## Task instructions
Every line of the records must be repeated exactly; pictures stay out.

## Records provided
%%

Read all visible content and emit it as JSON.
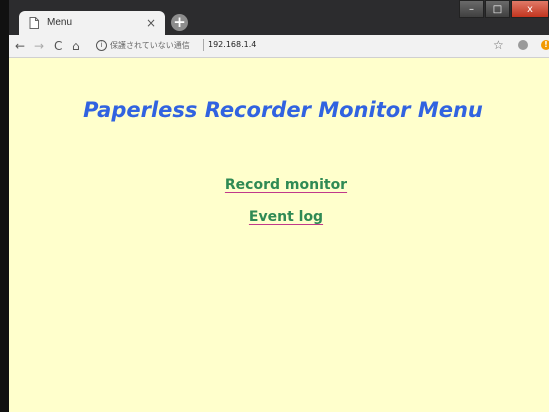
{
  "browser": {
    "tab": {
      "title": "Menu",
      "close_glyph": "×"
    },
    "new_tab_glyph": "+",
    "window_controls": {
      "minimize": "–",
      "maximize": "□",
      "close": "x"
    },
    "nav": {
      "back": "←",
      "forward": "→",
      "reload": "C",
      "home": "⌂"
    },
    "security_icon": "i",
    "security_text": "保護されていない通信",
    "url": "192.168.1.4",
    "bookmark_star": "☆",
    "update_badge": "!"
  },
  "page": {
    "title": "Paperless Recorder Monitor Menu",
    "links": [
      {
        "label": "Record monitor"
      },
      {
        "label": "Event log"
      }
    ]
  },
  "colors": {
    "page_background": "#ffffcc",
    "title": "#3163e0",
    "link": "#2f8a54",
    "link_underline": "#c0398a"
  }
}
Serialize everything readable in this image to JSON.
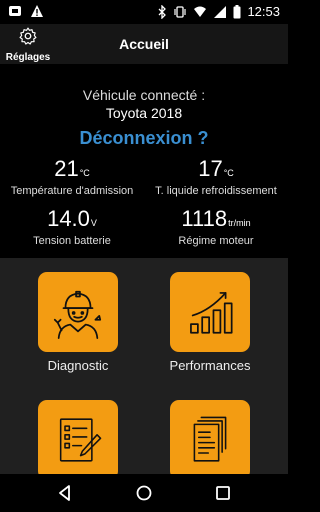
{
  "status": {
    "time": "12:53"
  },
  "appbar": {
    "settings_label": "Réglages",
    "title": "Accueil"
  },
  "vehicle": {
    "heading": "Véhicule connecté :",
    "model": "Toyota 2018"
  },
  "disconnect_label": "Déconnexion ?",
  "metrics": {
    "intake_temp": {
      "value": "21",
      "unit": "°C",
      "label": "Température d'admission"
    },
    "coolant_temp": {
      "value": "17",
      "unit": "°C",
      "label": "T. liquide refroidissement"
    },
    "battery": {
      "value": "14.0",
      "unit": "V",
      "label": "Tension batterie"
    },
    "rpm": {
      "value": "1118",
      "unit": "tr/min",
      "label": "Régime moteur"
    }
  },
  "tiles": [
    {
      "label": "Diagnostic",
      "icon": "mechanic-icon"
    },
    {
      "label": "Performances",
      "icon": "growth-chart-icon"
    },
    {
      "label": "",
      "icon": "checklist-icon"
    },
    {
      "label": "",
      "icon": "documents-icon"
    }
  ],
  "colors": {
    "accent": "#f39c12",
    "link": "#3a8fd1",
    "grid_bg": "#202020"
  }
}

%%

## Output for this exercise
Read all visible content and emit it as JSON.
{
  "browser": {
    "tab": {
      "title": "Menu",
      "close_glyph": "×"
    },
    "new_tab_glyph": "+",
    "window_controls": {
      "minimize": "–",
      "maximize": "□",
      "close": "x"
    },
    "nav": {
      "back": "←",
      "forward": "→",
      "reload": "C",
      "home": "⌂"
    },
    "security_icon": "i",
    "security_text": "保護されていない通信",
    "url": "192.168.1.4",
    "bookmark_star": "☆",
    "update_badge": "!"
  },
  "page": {
    "title": "Paperless Recorder Monitor Menu",
    "links": [
      {
        "label": "Record monitor"
      },
      {
        "label": "Event log"
      }
    ]
  },
  "colors": {
    "page_background": "#ffffcc",
    "title": "#3163e0",
    "link": "#2f8a54",
    "link_underline": "#c0398a"
  }
}
Serialize everything readable in this image to JSON.
{
  "status": {
    "time": "12:53"
  },
  "appbar": {
    "settings_label": "Réglages",
    "title": "Accueil"
  },
  "vehicle": {
    "heading": "Véhicule connecté :",
    "model": "Toyota 2018"
  },
  "disconnect_label": "Déconnexion ?",
  "metrics": {
    "intake_temp": {
      "value": "21",
      "unit": "°C",
      "label": "Température d'admission"
    },
    "coolant_temp": {
      "value": "17",
      "unit": "°C",
      "label": "T. liquide refroidissement"
    },
    "battery": {
      "value": "14.0",
      "unit": "V",
      "label": "Tension batterie"
    },
    "rpm": {
      "value": "1118",
      "unit": "tr/min",
      "label": "Régime moteur"
    }
  },
  "tiles": [
    {
      "label": "Diagnostic",
      "icon": "mechanic-icon"
    },
    {
      "label": "Performances",
      "icon": "growth-chart-icon"
    },
    {
      "label": "",
      "icon": "checklist-icon"
    },
    {
      "label": "",
      "icon": "documents-icon"
    }
  ],
  "colors": {
    "accent": "#f39c12",
    "link": "#3a8fd1",
    "grid_bg": "#202020"
  }
}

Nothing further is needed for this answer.